-- Start of Dataset excerpts --
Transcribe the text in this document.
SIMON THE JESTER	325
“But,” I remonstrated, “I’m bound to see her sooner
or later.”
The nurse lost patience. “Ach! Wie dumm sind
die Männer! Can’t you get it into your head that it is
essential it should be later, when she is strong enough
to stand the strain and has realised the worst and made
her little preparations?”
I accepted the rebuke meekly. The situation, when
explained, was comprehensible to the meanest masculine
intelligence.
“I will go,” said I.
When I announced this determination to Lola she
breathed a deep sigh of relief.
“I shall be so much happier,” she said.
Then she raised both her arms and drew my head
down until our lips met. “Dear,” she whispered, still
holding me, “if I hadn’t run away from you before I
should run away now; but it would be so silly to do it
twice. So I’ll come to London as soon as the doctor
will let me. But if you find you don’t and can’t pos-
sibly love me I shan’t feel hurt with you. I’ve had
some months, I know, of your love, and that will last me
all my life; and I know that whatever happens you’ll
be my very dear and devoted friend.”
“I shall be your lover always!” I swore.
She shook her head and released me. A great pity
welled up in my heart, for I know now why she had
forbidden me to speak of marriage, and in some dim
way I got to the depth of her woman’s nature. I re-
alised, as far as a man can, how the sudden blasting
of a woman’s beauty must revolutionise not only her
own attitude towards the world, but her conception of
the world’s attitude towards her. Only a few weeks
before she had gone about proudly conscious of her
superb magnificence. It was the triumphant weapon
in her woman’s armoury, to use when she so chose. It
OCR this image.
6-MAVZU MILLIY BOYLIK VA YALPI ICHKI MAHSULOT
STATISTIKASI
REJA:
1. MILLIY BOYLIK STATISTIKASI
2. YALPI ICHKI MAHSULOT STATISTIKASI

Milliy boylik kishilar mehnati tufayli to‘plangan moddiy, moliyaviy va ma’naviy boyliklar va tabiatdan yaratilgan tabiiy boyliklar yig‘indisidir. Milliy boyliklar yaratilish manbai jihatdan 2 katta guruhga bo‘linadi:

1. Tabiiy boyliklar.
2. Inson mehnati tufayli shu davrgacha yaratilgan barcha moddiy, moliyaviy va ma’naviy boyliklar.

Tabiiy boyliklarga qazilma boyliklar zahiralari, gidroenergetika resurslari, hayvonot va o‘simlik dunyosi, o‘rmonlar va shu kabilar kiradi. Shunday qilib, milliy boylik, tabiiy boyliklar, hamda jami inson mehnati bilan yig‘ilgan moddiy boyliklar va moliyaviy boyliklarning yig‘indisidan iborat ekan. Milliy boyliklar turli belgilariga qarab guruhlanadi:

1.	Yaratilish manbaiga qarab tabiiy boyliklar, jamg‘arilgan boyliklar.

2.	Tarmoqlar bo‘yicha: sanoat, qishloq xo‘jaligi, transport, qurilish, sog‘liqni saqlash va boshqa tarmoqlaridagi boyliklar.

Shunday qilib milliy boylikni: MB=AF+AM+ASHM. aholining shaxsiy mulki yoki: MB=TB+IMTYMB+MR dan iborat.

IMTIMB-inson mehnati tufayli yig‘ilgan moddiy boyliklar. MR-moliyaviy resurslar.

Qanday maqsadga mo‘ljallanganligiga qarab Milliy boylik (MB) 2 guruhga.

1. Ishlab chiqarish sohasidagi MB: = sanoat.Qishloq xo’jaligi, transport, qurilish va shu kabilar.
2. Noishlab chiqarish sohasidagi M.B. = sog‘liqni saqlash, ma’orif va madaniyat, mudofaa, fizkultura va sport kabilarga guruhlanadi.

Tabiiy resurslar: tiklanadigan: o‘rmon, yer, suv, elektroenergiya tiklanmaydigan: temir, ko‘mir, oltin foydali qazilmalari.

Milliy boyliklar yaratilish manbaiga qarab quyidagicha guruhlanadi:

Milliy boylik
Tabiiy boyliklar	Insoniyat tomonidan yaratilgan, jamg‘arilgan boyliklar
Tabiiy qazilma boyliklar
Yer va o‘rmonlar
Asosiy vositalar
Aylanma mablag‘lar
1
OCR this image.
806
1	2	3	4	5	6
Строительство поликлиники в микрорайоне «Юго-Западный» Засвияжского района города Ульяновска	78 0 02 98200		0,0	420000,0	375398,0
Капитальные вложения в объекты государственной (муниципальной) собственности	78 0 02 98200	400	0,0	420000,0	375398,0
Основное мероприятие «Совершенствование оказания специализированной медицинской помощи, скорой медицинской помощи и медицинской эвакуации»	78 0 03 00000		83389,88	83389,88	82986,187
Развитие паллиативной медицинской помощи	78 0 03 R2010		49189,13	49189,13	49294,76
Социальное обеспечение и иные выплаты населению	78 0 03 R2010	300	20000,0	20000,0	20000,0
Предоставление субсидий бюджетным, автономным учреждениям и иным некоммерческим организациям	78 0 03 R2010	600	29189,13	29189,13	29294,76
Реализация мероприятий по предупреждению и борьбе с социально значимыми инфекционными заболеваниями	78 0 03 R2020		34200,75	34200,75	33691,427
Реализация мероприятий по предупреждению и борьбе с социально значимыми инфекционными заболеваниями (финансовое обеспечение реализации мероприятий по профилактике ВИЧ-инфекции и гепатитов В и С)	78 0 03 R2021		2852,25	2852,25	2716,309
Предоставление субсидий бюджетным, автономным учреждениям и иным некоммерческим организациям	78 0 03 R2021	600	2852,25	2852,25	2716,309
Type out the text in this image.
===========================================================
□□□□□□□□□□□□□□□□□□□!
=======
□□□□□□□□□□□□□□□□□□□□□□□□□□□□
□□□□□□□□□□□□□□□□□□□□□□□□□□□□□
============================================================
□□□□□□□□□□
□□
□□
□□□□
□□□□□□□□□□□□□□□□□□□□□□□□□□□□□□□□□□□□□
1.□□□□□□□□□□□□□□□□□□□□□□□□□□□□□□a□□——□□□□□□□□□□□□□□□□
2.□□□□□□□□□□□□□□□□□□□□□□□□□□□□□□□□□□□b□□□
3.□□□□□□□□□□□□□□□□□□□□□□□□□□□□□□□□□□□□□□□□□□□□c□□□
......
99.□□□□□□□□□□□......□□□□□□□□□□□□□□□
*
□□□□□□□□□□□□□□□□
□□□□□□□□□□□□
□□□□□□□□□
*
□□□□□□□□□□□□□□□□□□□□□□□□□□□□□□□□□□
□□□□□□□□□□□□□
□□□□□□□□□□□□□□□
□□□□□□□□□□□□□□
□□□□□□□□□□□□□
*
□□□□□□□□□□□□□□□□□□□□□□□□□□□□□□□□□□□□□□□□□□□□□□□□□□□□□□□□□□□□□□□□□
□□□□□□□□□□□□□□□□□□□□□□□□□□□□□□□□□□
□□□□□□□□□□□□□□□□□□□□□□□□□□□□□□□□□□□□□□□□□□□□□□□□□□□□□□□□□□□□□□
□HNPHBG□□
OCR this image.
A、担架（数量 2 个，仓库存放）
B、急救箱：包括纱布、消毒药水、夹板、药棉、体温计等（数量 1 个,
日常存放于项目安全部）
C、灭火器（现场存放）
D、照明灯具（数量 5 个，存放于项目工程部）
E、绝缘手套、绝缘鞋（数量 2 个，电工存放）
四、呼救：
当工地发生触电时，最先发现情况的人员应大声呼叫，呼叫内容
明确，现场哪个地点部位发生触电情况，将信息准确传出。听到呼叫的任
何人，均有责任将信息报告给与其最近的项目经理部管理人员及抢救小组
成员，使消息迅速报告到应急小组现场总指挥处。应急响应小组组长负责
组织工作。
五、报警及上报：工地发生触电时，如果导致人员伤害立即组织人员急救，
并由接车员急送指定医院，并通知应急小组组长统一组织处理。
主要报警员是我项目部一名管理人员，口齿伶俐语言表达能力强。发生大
-- End of Dataset excerpts --
• **Instructions for the task**
Retype the listing above in full, with no alterations.

• **Result of this exercise**
Transcribe the text in this document.
SIMON THE JESTER	325
“But,” I remonstrated, “I’m bound to see her sooner
or later.”
The nurse lost patience. “Ach! Wie dumm sind
die Männer! Can’t you get it into your head that it is
essential it should be later, when she is strong enough
to stand the strain and has realised the worst and made
her little preparations?”
I accepted the rebuke meekly. The situation, when
explained, was comprehensible to the meanest masculine
intelligence.
“I will go,” said I.
When I announced this determination to Lola she
breathed a deep sigh of relief.
“I shall be so much happier,” she said.
Then she raised both her arms and drew my head
down until our lips met. “Dear,” she whispered, still
holding me, “if I hadn’t run away from you before I
should run away now; but it would be so silly to do it
twice. So I’ll come to London as soon as the doctor
will let me. But if you find you don’t and can’t pos-
sibly love me I shan’t feel hurt with you. I’ve had
some months, I know, of your love, and that will last me
all my life; and I know that whatever happens you’ll
be my very dear and devoted friend.”
“I shall be your lover always!” I swore.
She shook her head and released me. A great pity
welled up in my heart, for I know now why she had
forbidden me to speak of marriage, and in some dim
way I got to the depth of her woman’s nature. I re-
alised, as far as a man can, how the sudden blasting
of a woman’s beauty must revolutionise not only her
own attitude towards the world, but her conception of
the world’s attitude towards her. Only a few weeks
before she had gone about proudly conscious of her
superb magnificence. It was the triumphant weapon
in her woman’s armoury, to use when she so chose. It
OCR this image.
6-MAVZU MILLIY BOYLIK VA YALPI ICHKI MAHSULOT
STATISTIKASI
REJA:
1. MILLIY BOYLIK STATISTIKASI
2. YALPI ICHKI MAHSULOT STATISTIKASI

Milliy boylik kishilar mehnati tufayli to‘plangan moddiy, moliyaviy va ma’naviy boyliklar va tabiatdan yaratilgan tabiiy boyliklar yig‘indisidir. Milliy boyliklar yaratilish manbai jihatdan 2 katta guruhga bo‘linadi:

1. Tabiiy boyliklar.
2. Inson mehnati tufayli shu davrgacha yaratilgan barcha moddiy, moliyaviy va ma’naviy boyliklar.

Tabiiy boyliklarga qazilma boyliklar zahiralari, gidroenergetika resurslari, hayvonot va o‘simlik dunyosi, o‘rmonlar va shu kabilar kiradi. Shunday qilib, milliy boylik, tabiiy boyliklar, hamda jami inson mehnati bilan yig‘ilgan moddiy boyliklar va moliyaviy boyliklarning yig‘indisidan iborat ekan. Milliy boyliklar turli belgilariga qarab guruhlanadi:

1.	Yaratilish manbaiga qarab tabiiy boyliklar, jamg‘arilgan boyliklar.

2.	Tarmoqlar bo‘yicha: sanoat, qishloq xo‘jaligi, transport, qurilish, sog‘liqni saqlash va boshqa tarmoqlaridagi boyliklar.

Shunday qilib milliy boylikni: MB=AF+AM+ASHM. aholining shaxsiy mulki yoki: MB=TB+IMTYMB+MR dan iborat.

IMTIMB-inson mehnati tufayli yig‘ilgan moddiy boyliklar. MR-moliyaviy resurslar.

Qanday maqsadga mo‘ljallanganligiga qarab Milliy boylik (MB) 2 guruhga.

1. Ishlab chiqarish sohasidagi MB: = sanoat.Qishloq xo’jaligi, transport, qurilish va shu kabilar.
2. Noishlab chiqarish sohasidagi M.B. = sog‘liqni saqlash, ma’orif va madaniyat, mudofaa, fizkultura va sport kabilarga guruhlanadi.

Tabiiy resurslar: tiklanadigan: o‘rmon, yer, suv, elektroenergiya tiklanmaydigan: temir, ko‘mir, oltin foydali qazilmalari.

Milliy boyliklar yaratilish manbaiga qarab quyidagicha guruhlanadi:

Milliy boylik
Tabiiy boyliklar	Insoniyat tomonidan yaratilgan, jamg‘arilgan boyliklar
Tabiiy qazilma boyliklar
Yer va o‘rmonlar
Asosiy vositalar
Aylanma mablag‘lar
1
OCR this image.
806
1	2	3	4	5	6
Строительство поликлиники в микрорайоне «Юго-Западный» Засвияжского района города Ульяновска	78 0 02 98200		0,0	420000,0	375398,0
Капитальные вложения в объекты государственной (муниципальной) собственности	78 0 02 98200	400	0,0	420000,0	375398,0
Основное мероприятие «Совершенствование оказания специализированной медицинской помощи, скорой медицинской помощи и медицинской эвакуации»	78 0 03 00000		83389,88	83389,88	82986,187
Развитие паллиативной медицинской помощи	78 0 03 R2010		49189,13	49189,13	49294,76
Социальное обеспечение и иные выплаты населению	78 0 03 R2010	300	20000,0	20000,0	20000,0
Предоставление субсидий бюджетным, автономным учреждениям и иным некоммерческим организациям	78 0 03 R2010	600	29189,13	29189,13	29294,76
Реализация мероприятий по предупреждению и борьбе с социально значимыми инфекционными заболеваниями	78 0 03 R2020		34200,75	34200,75	33691,427
Реализация мероприятий по предупреждению и борьбе с социально значимыми инфекционными заболеваниями (финансовое обеспечение реализации мероприятий по профилактике ВИЧ-инфекции и гепатитов В и С)	78 0 03 R2021		2852,25	2852,25	2716,309
Предоставление субсидий бюджетным, автономным учреждениям и иным некоммерческим организациям	78 0 03 R2021	600	2852,25	2852,25	2716,309
Type out the text in this image.
===========================================================
□□□□□□□□□□□□□□□□□□□!
=======
□□□□□□□□□□□□□□□□□□□□□□□□□□□□
□□□□□□□□□□□□□□□□□□□□□□□□□□□□□
============================================================
□□□□□□□□□□
□□
□□
□□□□
□□□□□□□□□□□□□□□□□□□□□□□□□□□□□□□□□□□□□
1.□□□□□□□□□□□□□□□□□□□□□□□□□□□□□□a□□——□□□□□□□□□□□□□□□□
2.□□□□□□□□□□□□□□□□□□□□□□□□□□□□□□□□□□□b□□□
3.□□□□□□□□□□□□□□□□□□□□□□□□□□□□□□□□□□□□□□□□□□□□c□□□
......
99.□□□□□□□□□□□......□□□□□□□□□□□□□□□
*
□□□□□□□□□□□□□□□□
□□□□□□□□□□□□
□□□□□□□□□
*
□□□□□□□□□□□□□□□□□□□□□□□□□□□□□□□□□□
□□□□□□□□□□□□□
□□□□□□□□□□□□□□□
□□□□□□□□□□□□□□
□□□□□□□□□□□□□
*
□□□□□□□□□□□□□□□□□□□□□□□□□□□□□□□□□□□□□□□□□□□□□□□□□□□□□□□□□□□□□□□□□
□□□□□□□□□□□□□□□□□□□□□□□□□□□□□□□□□□
□□□□□□□□□□□□□□□□□□□□□□□□□□□□□□□□□□□□□□□□□□□□□□□□□□□□□□□□□□□□□□
□HNPHBG□□
OCR this image.
A、担架（数量 2 个，仓库存放）
B、急救箱：包括纱布、消毒药水、夹板、药棉、体温计等（数量 1 个,
日常存放于项目安全部）
C、灭火器（现场存放）
D、照明灯具（数量 5 个，存放于项目工程部）
E、绝缘手套、绝缘鞋（数量 2 个，电工存放）
四、呼救：
当工地发生触电时，最先发现情况的人员应大声呼叫，呼叫内容
明确，现场哪个地点部位发生触电情况，将信息准确传出。听到呼叫的任
何人，均有责任将信息报告给与其最近的项目经理部管理人员及抢救小组
成员，使消息迅速报告到应急小组现场总指挥处。应急响应小组组长负责
组织工作。
五、报警及上报：工地发生触电时，如果导致人员伤害立即组织人员急救，
并由接车员急送指定医院，并通知应急小组组长统一组织处理。
主要报警员是我项目部一名管理人员，口齿伶俐语言表达能力强。发生大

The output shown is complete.